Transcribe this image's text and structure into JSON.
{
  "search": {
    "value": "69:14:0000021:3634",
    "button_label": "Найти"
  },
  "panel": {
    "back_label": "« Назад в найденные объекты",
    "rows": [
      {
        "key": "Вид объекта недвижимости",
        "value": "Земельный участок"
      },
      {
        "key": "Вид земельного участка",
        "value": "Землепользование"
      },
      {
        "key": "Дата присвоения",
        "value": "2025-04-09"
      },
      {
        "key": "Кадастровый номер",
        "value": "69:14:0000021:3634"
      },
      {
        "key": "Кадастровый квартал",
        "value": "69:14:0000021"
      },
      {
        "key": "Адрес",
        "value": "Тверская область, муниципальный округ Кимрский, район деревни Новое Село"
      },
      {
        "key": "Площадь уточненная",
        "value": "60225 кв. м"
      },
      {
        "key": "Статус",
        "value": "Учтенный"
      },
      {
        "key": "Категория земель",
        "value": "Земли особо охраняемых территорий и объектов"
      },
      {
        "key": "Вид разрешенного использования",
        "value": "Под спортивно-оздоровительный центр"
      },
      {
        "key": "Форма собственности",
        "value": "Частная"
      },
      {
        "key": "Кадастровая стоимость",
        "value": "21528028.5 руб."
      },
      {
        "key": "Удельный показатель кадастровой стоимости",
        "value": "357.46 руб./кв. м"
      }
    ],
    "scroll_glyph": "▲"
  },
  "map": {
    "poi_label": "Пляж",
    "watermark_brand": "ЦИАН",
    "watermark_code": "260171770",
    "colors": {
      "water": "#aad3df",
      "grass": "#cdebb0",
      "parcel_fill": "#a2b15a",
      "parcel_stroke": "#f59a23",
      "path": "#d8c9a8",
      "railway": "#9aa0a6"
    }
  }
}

» **GIVEN INSTRUCTION**:
Read the data above. Pull out each line in which the string "Кадастровый" appears.

» **RESPONSE TO THIS EXERCISE**:
        "key": "Кадастровый номер",
        "key": "Кадастровый квартал",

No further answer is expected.